▶ [MATERIAL PROVIDED]
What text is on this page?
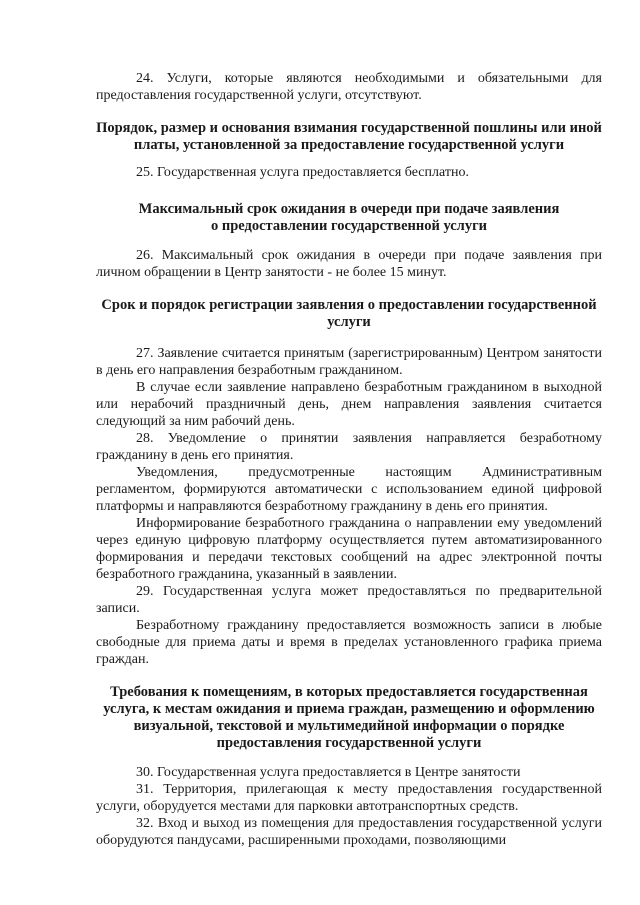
24. Услуги, которые являются необходимыми и обязательными для предоставления государственной услуги, отсутствуют.

Порядок, размер и основания взимания государственной пошлины или иной платы, установленной за предоставление государственной услуги

25. Государственная услуга предоставляется бесплатно.

Максимальный срок ожидания в очереди при подаче заявления

о предоставлении государственной услуги

26. Максимальный срок ожидания в очереди при подаче заявления при личном обращении в Центр занятости - не более 15 минут.

Срок и порядок регистрации заявления о предоставлении государственной услуги

27. Заявление считается принятым (зарегистрированным) Центром занятости в день его направления безработным гражданином.

В случае если заявление направлено безработным гражданином в выходной или нерабочий праздничный день, днем направления заявления считается следующий за ним рабочий день.

28. Уведомление о принятии заявления направляется безработному гражданину в день его принятия.

Уведомления, предусмотренные настоящим Административным регламентом, формируются автоматически с использованием единой цифровой платформы и направляются безработному гражданину в день его принятия.

Информирование безработного гражданина о направлении ему уведомлений через единую цифровую платформу осуществляется путем автоматизированного формирования и передачи текстовых сообщений на адрес электронной почты безработного гражданина, указанный в заявлении.

29. Государственная услуга может предоставляться по предварительной записи.

Безработному гражданину предоставляется возможность записи в любые свободные для приема даты и время в пределах установленного графика приема граждан.

Требования к помещениям, в которых предоставляется государственная услуга, к местам ожидания и приема граждан, размещению и оформлению визуальной, текстовой и мультимедийной информации о порядке предоставления государственной услуги

30. Государственная услуга предоставляется в Центре занятости

31. Территория, прилегающая к месту предоставления государственной услуги, оборудуется местами для парковки автотранспортных средств.

32. Вход и выход из помещения для предоставления государственной услуги оборудуются пандусами, расширенными проходами, позволяющими
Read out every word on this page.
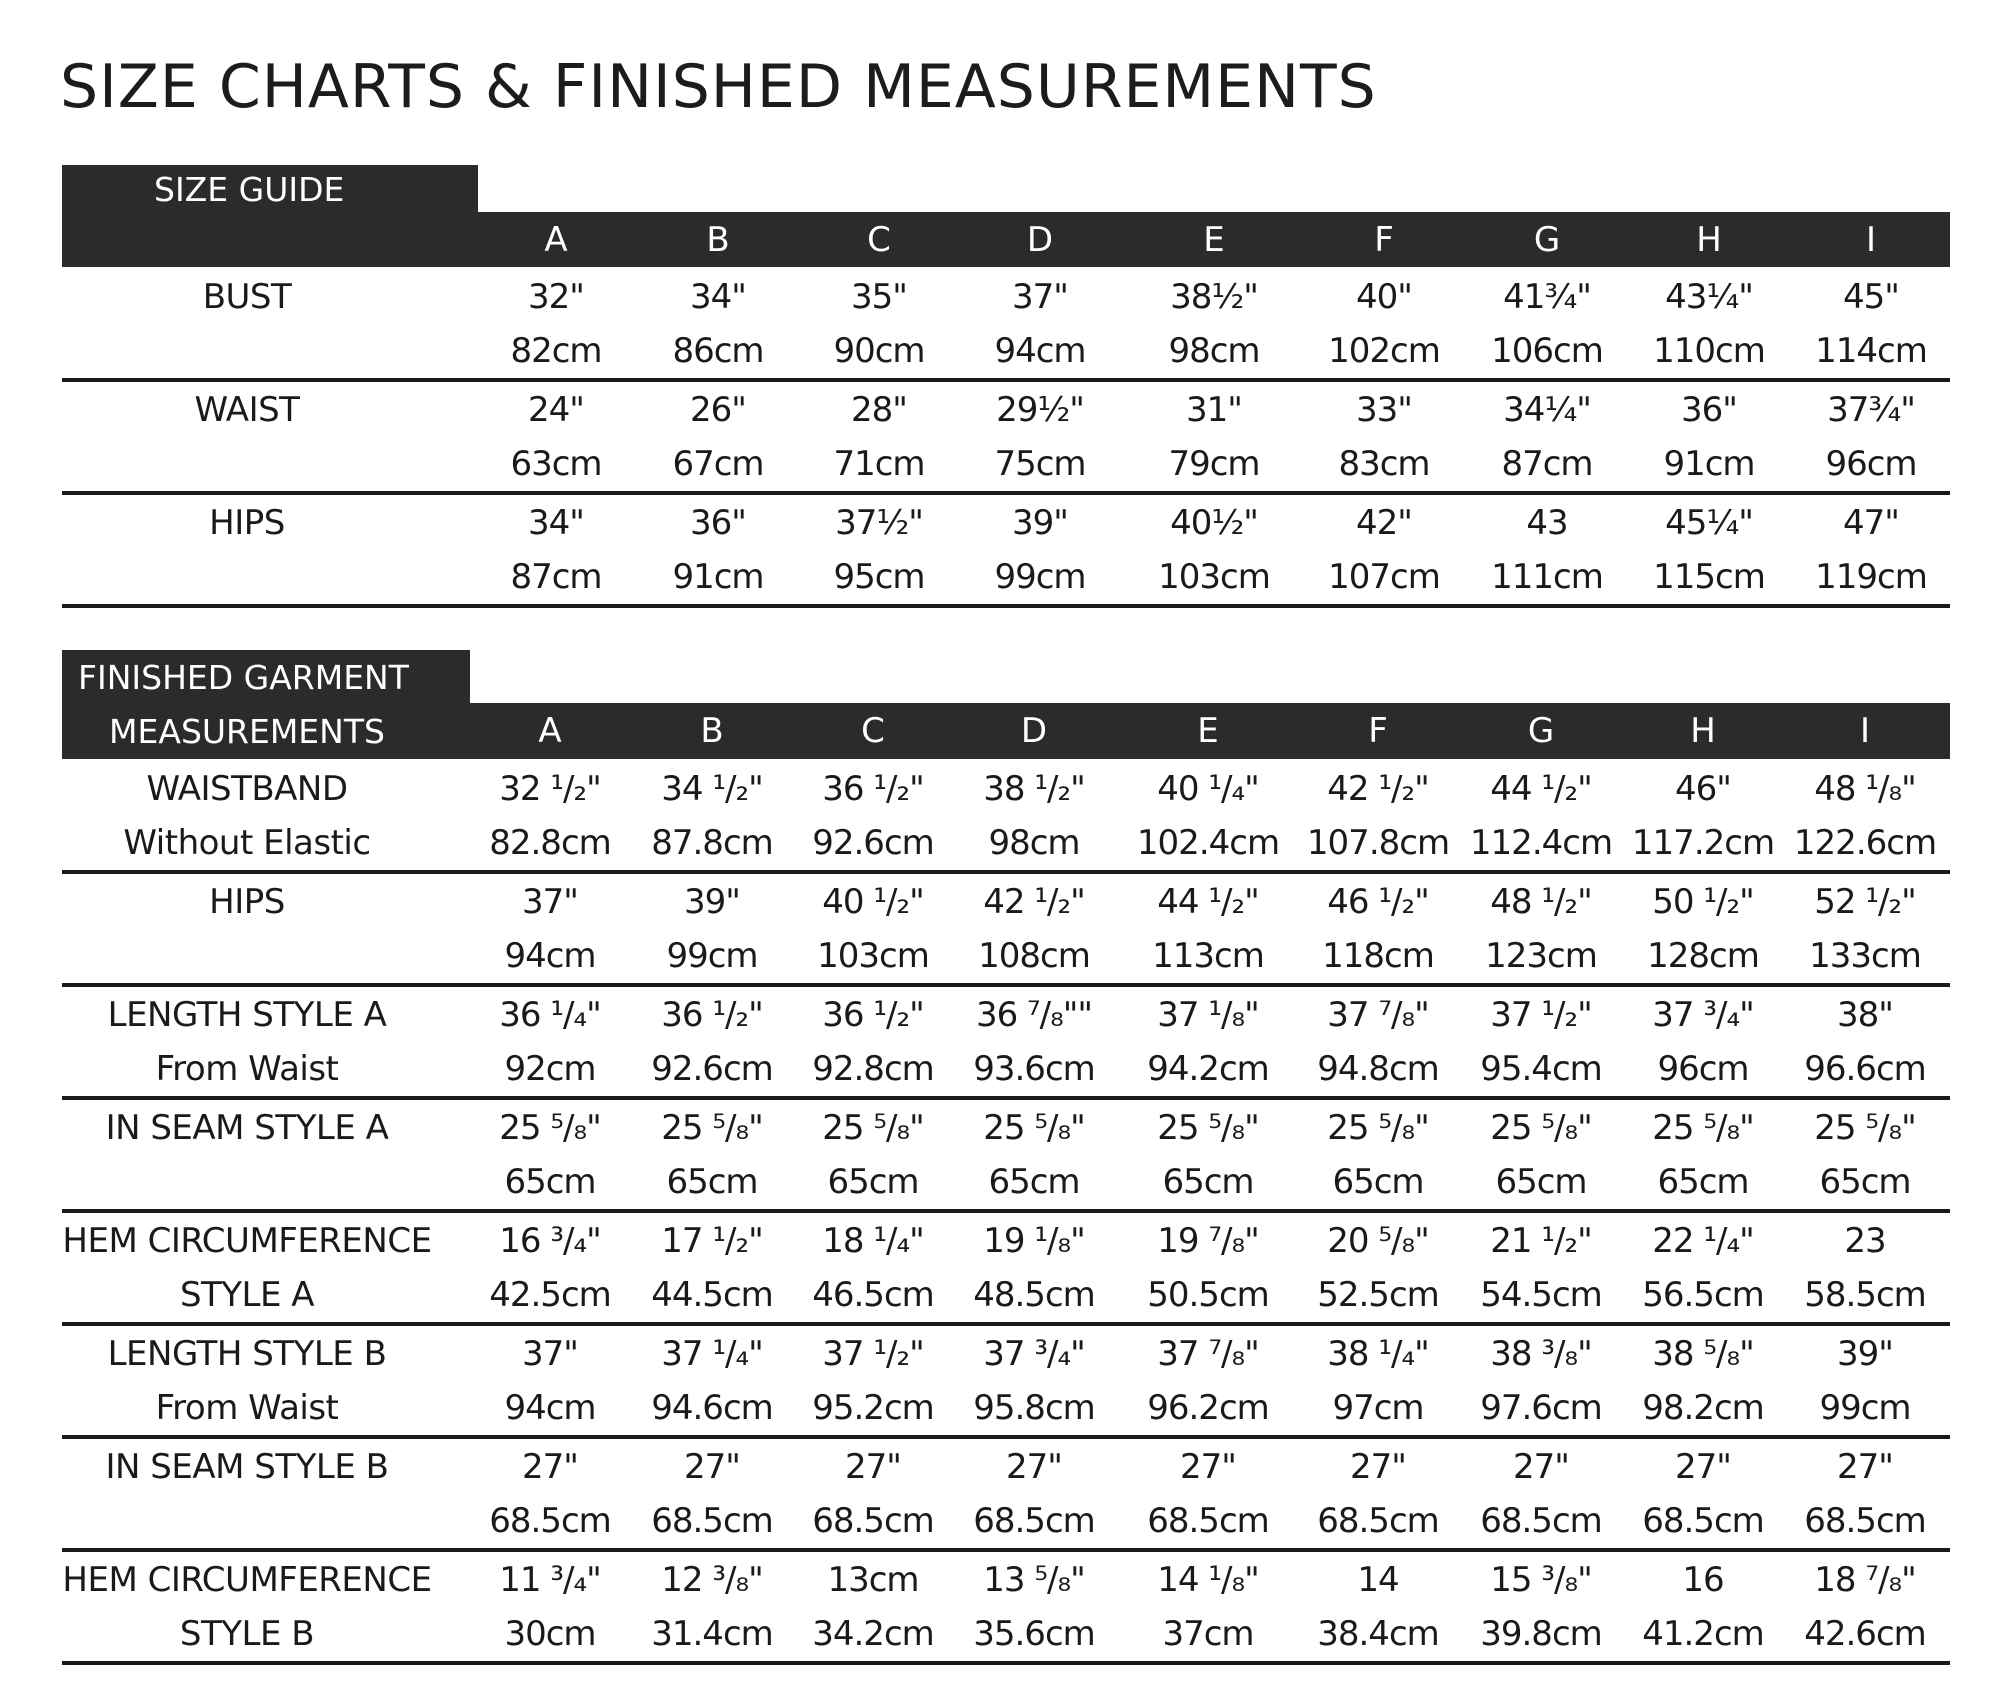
SIZE CHARTS & FINISHED MEASUREMENTS
SIZE GUIDE
A	B	C	D	E	F	G	H	I
BUST	32"	34"	35"	37"	38½"	40"	41¾"	43¼"	45"
82cm	86cm	90cm	94cm	98cm	102cm	106cm	110cm	114cm
WAIST	24"	26"	28"	29½"	31"	33"	34¼"	36"	37¾"
63cm	67cm	71cm	75cm	79cm	83cm	87cm	91cm	96cm
HIPS	34"	36"	37½"	39"	40½"	42"	43	45¼"	47"
87cm	91cm	95cm	99cm	103cm	107cm	111cm	115cm	119cm
FINISHED GARMENT
MEASUREMENTS	A	B	C	D	E	F	G	H	I
WAISTBAND
Without Elastic
32 ¹/₂"	34 ¹/₂"	36 ¹/₂"	38 ¹/₂"	40 ¹/₄"	42 ¹/₂"	44 ¹/₂"	46"	48 ¹/₈"
82.8cm	87.8cm	92.6cm	98cm	102.4cm 107.8cm 112.4cm 117.2cm 122.6cm
HIPS	37"	39"	40 ¹/₂"	42 ¹/₂"	44 ¹/₂"	46 ¹/₂"	48 ¹/₂"	50 ¹/₂"	52 ¹/₂"
94cm	99cm	103cm	108cm	113cm	118cm	123cm	128cm	133cm
LENGTH STYLE A
From Waist
36 ¹/₄"	36 ¹/₂"	36 ¹/₂"	36 ⁷/₈""	37 ¹/₈"	37 ⁷/₈"	37 ¹/₂"	37 ³/₄"	38"
92cm	92.6cm	92.8cm	93.6cm	94.2cm	94.8cm	95.4cm	96cm	96.6cm
IN SEAM STYLE A	25 ⁵/₈"	25 ⁵/₈"	25 ⁵/₈"	25 ⁵/₈"	25 ⁵/₈"	25 ⁵/₈"	25 ⁵/₈"	25 ⁵/₈"	25 ⁵/₈"
65cm	65cm	65cm	65cm	65cm	65cm	65cm	65cm	65cm
HEM CIRCUMFERENCE
STYLE A
16 ³/₄"	17 ¹/₂"	18 ¹/₄"	19 ¹/₈"	19 ⁷/₈"	20 ⁵/₈"	21 ¹/₂"	22 ¹/₄"	23
42.5cm	44.5cm	46.5cm	48.5cm	50.5cm	52.5cm	54.5cm	56.5cm	58.5cm
LENGTH STYLE B
From Waist
37"	37 ¹/₄"	37 ¹/₂"	37 ³/₄"	37 ⁷/₈"	38 ¹/₄"	38 ³/₈"	38 ⁵/₈"	39"
94cm	94.6cm	95.2cm	95.8cm	96.2cm	97cm	97.6cm	98.2cm	99cm
IN SEAM STYLE B	27"	27"	27"	27"	27"	27"	27"	27"	27"
68.5cm	68.5cm	68.5cm	68.5cm	68.5cm	68.5cm	68.5cm	68.5cm	68.5cm
HEM CIRCUMFERENCE
STYLE B
11 ³/₄"	12 ³/₈"	13cm	13 ⁵/₈"	14 ¹/₈"	14	15 ³/₈"	16	18 ⁷/₈"
30cm	31.4cm	34.2cm	35.6cm	37cm	38.4cm	39.8cm	41.2cm	42.6cm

▶ [WHAT IS ASKED] Copy every record above exactly as written, but leave out the pictures.

▶ [SOLUTION TO THIS PROBLEM]
What text is on this page?
24. Услуги, которые являются необходимыми и обязательными для предоставления государственной услуги, отсутствуют.

Порядок, размер и основания взимания государственной пошлины или иной платы, установленной за предоставление государственной услуги

25. Государственная услуга предоставляется бесплатно.

Максимальный срок ожидания в очереди при подаче заявления

о предоставлении государственной услуги

26. Максимальный срок ожидания в очереди при подаче заявления при личном обращении в Центр занятости - не более 15 минут.

Срок и порядок регистрации заявления о предоставлении государственной услуги

27. Заявление считается принятым (зарегистрированным) Центром занятости в день его направления безработным гражданином.

В случае если заявление направлено безработным гражданином в выходной или нерабочий праздничный день, днем направления заявления считается следующий за ним рабочий день.

28. Уведомление о принятии заявления направляется безработному гражданину в день его принятия.

Уведомления, предусмотренные настоящим Административным регламентом, формируются автоматически с использованием единой цифровой платформы и направляются безработному гражданину в день его принятия.

Информирование безработного гражданина о направлении ему уведомлений через единую цифровую платформу осуществляется путем автоматизированного формирования и передачи текстовых сообщений на адрес электронной почты безработного гражданина, указанный в заявлении.

29. Государственная услуга может предоставляться по предварительной записи.

Безработному гражданину предоставляется возможность записи в любые свободные для приема даты и время в пределах установленного графика приема граждан.

Требования к помещениям, в которых предоставляется государственная услуга, к местам ожидания и приема граждан, размещению и оформлению визуальной, текстовой и мультимедийной информации о порядке предоставления государственной услуги

30. Государственная услуга предоставляется в Центре занятости

31. Территория, прилегающая к месту предоставления государственной услуги, оборудуется местами для парковки автотранспортных средств.

32. Вход и выход из помещения для предоставления государственной услуги оборудуются пандусами, расширенными проходами, позволяющими
Read out every word on this page.
SIZE CHARTS & FINISHED MEASUREMENTS
SIZE GUIDE
A	B	C	D	E	F	G	H	I
BUST	32"	34"	35"	37"	38½"	40"	41¾"	43¼"	45"
82cm	86cm	90cm	94cm	98cm	102cm	106cm	110cm	114cm
WAIST	24"	26"	28"	29½"	31"	33"	34¼"	36"	37¾"
63cm	67cm	71cm	75cm	79cm	83cm	87cm	91cm	96cm
HIPS	34"	36"	37½"	39"	40½"	42"	43	45¼"	47"
87cm	91cm	95cm	99cm	103cm	107cm	111cm	115cm	119cm
FINISHED GARMENT
MEASUREMENTS	A	B	C	D	E	F	G	H	I
WAISTBAND
Without Elastic
32 ¹/₂"	34 ¹/₂"	36 ¹/₂"	38 ¹/₂"	40 ¹/₄"	42 ¹/₂"	44 ¹/₂"	46"	48 ¹/₈"
82.8cm	87.8cm	92.6cm	98cm	102.4cm 107.8cm 112.4cm 117.2cm 122.6cm
HIPS	37"	39"	40 ¹/₂"	42 ¹/₂"	44 ¹/₂"	46 ¹/₂"	48 ¹/₂"	50 ¹/₂"	52 ¹/₂"
94cm	99cm	103cm	108cm	113cm	118cm	123cm	128cm	133cm
LENGTH STYLE A
From Waist
36 ¹/₄"	36 ¹/₂"	36 ¹/₂"	36 ⁷/₈""	37 ¹/₈"	37 ⁷/₈"	37 ¹/₂"	37 ³/₄"	38"
92cm	92.6cm	92.8cm	93.6cm	94.2cm	94.8cm	95.4cm	96cm	96.6cm
IN SEAM STYLE A	25 ⁵/₈"	25 ⁵/₈"	25 ⁵/₈"	25 ⁵/₈"	25 ⁵/₈"	25 ⁵/₈"	25 ⁵/₈"	25 ⁵/₈"	25 ⁵/₈"
65cm	65cm	65cm	65cm	65cm	65cm	65cm	65cm	65cm
HEM CIRCUMFERENCE
STYLE A
16 ³/₄"	17 ¹/₂"	18 ¹/₄"	19 ¹/₈"	19 ⁷/₈"	20 ⁵/₈"	21 ¹/₂"	22 ¹/₄"	23
42.5cm	44.5cm	46.5cm	48.5cm	50.5cm	52.5cm	54.5cm	56.5cm	58.5cm
LENGTH STYLE B
From Waist
37"	37 ¹/₄"	37 ¹/₂"	37 ³/₄"	37 ⁷/₈"	38 ¹/₄"	38 ³/₈"	38 ⁵/₈"	39"
94cm	94.6cm	95.2cm	95.8cm	96.2cm	97cm	97.6cm	98.2cm	99cm
IN SEAM STYLE B	27"	27"	27"	27"	27"	27"	27"	27"	27"
68.5cm	68.5cm	68.5cm	68.5cm	68.5cm	68.5cm	68.5cm	68.5cm	68.5cm
HEM CIRCUMFERENCE
STYLE B
11 ³/₄"	12 ³/₈"	13cm	13 ⁵/₈"	14 ¹/₈"	14	15 ³/₈"	16	18 ⁷/₈"
30cm	31.4cm	34.2cm	35.6cm	37cm	38.4cm	39.8cm	41.2cm	42.6cm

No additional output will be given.